Dataset entries:

++++++

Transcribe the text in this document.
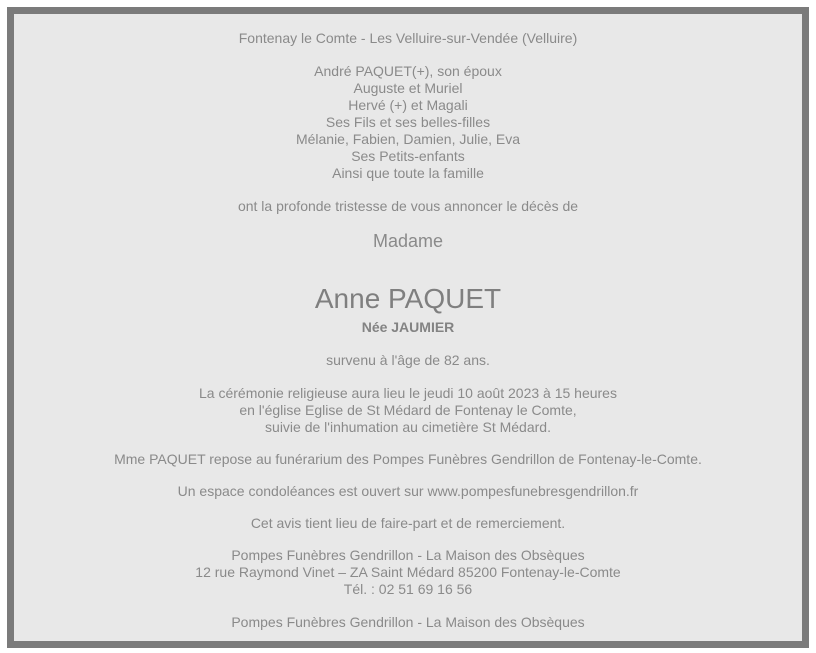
Fontenay le Comte - Les Velluire-sur-Vendée (Velluire)
André PAQUET(+), son époux
Auguste et Muriel
Hervé (+) et Magali
Ses Fils et ses belles-filles
Mélanie, Fabien, Damien, Julie, Eva
Ses Petits-enfants
Ainsi que toute la famille
ont la profonde tristesse de vous annoncer le décès de
Madame
Anne PAQUET
Née JAUMIER
survenu à l'âge de 82 ans.
La cérémonie religieuse aura lieu le jeudi 10 août 2023 à 15 heures
en l'église Eglise de St Médard de Fontenay le Comte,
suivie de l'inhumation au cimetière St Médard.
Mme PAQUET repose au funérarium des Pompes Funèbres Gendrillon de Fontenay-le-Comte.
Un espace condoléances est ouvert sur www.pompesfunebresgendrillon.fr
Cet avis tient lieu de faire-part et de remerciement.
Pompes Funèbres Gendrillon - La Maison des Obsèques
12 rue Raymond Vinet – ZA Saint Médard 85200 Fontenay-le-Comte
Tél. : 02 51 69 16 56
Pompes Funèbres Gendrillon - La Maison des Obsèques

++++++

Copy out all the data exactly; skip the pictures.

Transcribe the text in this document.
Fontenay le Comte - Les Velluire-sur-Vendée (Velluire)
André PAQUET(+), son époux
Auguste et Muriel
Hervé (+) et Magali
Ses Fils et ses belles-filles
Mélanie, Fabien, Damien, Julie, Eva
Ses Petits-enfants
Ainsi que toute la famille
ont la profonde tristesse de vous annoncer le décès de
Madame
Anne PAQUET
Née JAUMIER
survenu à l'âge de 82 ans.
La cérémonie religieuse aura lieu le jeudi 10 août 2023 à 15 heures
en l'église Eglise de St Médard de Fontenay le Comte,
suivie de l'inhumation au cimetière St Médard.
Mme PAQUET repose au funérarium des Pompes Funèbres Gendrillon de Fontenay-le-Comte.
Un espace condoléances est ouvert sur www.pompesfunebresgendrillon.fr
Cet avis tient lieu de faire-part et de remerciement.
Pompes Funèbres Gendrillon - La Maison des Obsèques
12 rue Raymond Vinet – ZA Saint Médard 85200 Fontenay-le-Comte
Tél. : 02 51 69 16 56
Pompes Funèbres Gendrillon - La Maison des Obsèques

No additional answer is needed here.